+++ SUPPLIED MATERIAL +++

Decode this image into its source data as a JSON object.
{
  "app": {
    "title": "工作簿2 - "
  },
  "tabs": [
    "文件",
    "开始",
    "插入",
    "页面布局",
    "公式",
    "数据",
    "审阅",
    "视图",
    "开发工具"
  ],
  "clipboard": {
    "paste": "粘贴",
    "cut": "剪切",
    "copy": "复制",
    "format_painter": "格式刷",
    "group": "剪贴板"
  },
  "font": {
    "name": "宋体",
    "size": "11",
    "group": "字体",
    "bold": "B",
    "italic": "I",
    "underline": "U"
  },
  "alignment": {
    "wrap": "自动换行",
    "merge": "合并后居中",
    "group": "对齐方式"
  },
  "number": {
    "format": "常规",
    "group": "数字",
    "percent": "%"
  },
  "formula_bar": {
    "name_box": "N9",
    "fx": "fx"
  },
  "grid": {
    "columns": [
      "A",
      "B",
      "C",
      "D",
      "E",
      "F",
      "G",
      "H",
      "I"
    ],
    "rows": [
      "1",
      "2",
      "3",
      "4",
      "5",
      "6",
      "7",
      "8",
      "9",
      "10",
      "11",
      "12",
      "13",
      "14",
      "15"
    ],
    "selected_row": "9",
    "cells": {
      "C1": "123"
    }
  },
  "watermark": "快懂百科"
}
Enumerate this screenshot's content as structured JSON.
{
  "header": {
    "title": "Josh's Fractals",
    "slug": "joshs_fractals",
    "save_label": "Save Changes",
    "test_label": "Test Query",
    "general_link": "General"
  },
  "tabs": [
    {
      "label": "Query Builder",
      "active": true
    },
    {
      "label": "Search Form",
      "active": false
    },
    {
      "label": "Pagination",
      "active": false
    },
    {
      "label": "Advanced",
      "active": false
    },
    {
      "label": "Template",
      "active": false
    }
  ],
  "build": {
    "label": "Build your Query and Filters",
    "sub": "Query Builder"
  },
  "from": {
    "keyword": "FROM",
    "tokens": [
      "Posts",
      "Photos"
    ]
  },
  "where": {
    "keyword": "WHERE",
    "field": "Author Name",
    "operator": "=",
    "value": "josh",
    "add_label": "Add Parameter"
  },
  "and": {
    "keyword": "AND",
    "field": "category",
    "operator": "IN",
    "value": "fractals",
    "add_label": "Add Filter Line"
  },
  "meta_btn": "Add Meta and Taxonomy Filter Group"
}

+++

> _DESCRIPTION OF THE TASK_
Output an exact copy of each record.

> _RESULT_
Decode this image into its source data as a JSON object.
{
  "app": {
    "title": "工作簿2 - "
  },
  "tabs": [
    "文件",
    "开始",
    "插入",
    "页面布局",
    "公式",
    "数据",
    "审阅",
    "视图",
    "开发工具"
  ],
  "clipboard": {
    "paste": "粘贴",
    "cut": "剪切",
    "copy": "复制",
    "format_painter": "格式刷",
    "group": "剪贴板"
  },
  "font": {
    "name": "宋体",
    "size": "11",
    "group": "字体",
    "bold": "B",
    "italic": "I",
    "underline": "U"
  },
  "alignment": {
    "wrap": "自动换行",
    "merge": "合并后居中",
    "group": "对齐方式"
  },
  "number": {
    "format": "常规",
    "group": "数字",
    "percent": "%"
  },
  "formula_bar": {
    "name_box": "N9",
    "fx": "fx"
  },
  "grid": {
    "columns": [
      "A",
      "B",
      "C",
      "D",
      "E",
      "F",
      "G",
      "H",
      "I"
    ],
    "rows": [
      "1",
      "2",
      "3",
      "4",
      "5",
      "6",
      "7",
      "8",
      "9",
      "10",
      "11",
      "12",
      "13",
      "14",
      "15"
    ],
    "selected_row": "9",
    "cells": {
      "C1": "123"
    }
  },
  "watermark": "快懂百科"
}
Enumerate this screenshot's content as structured JSON.
{
  "header": {
    "title": "Josh's Fractals",
    "slug": "joshs_fractals",
    "save_label": "Save Changes",
    "test_label": "Test Query",
    "general_link": "General"
  },
  "tabs": [
    {
      "label": "Query Builder",
      "active": true
    },
    {
      "label": "Search Form",
      "active": false
    },
    {
      "label": "Pagination",
      "active": false
    },
    {
      "label": "Advanced",
      "active": false
    },
    {
      "label": "Template",
      "active": false
    }
  ],
  "build": {
    "label": "Build your Query and Filters",
    "sub": "Query Builder"
  },
  "from": {
    "keyword": "FROM",
    "tokens": [
      "Posts",
      "Photos"
    ]
  },
  "where": {
    "keyword": "WHERE",
    "field": "Author Name",
    "operator": "=",
    "value": "josh",
    "add_label": "Add Parameter"
  },
  "and": {
    "keyword": "AND",
    "field": "category",
    "operator": "IN",
    "value": "fractals",
    "add_label": "Add Filter Line"
  },
  "meta_btn": "Add Meta and Taxonomy Filter Group"
}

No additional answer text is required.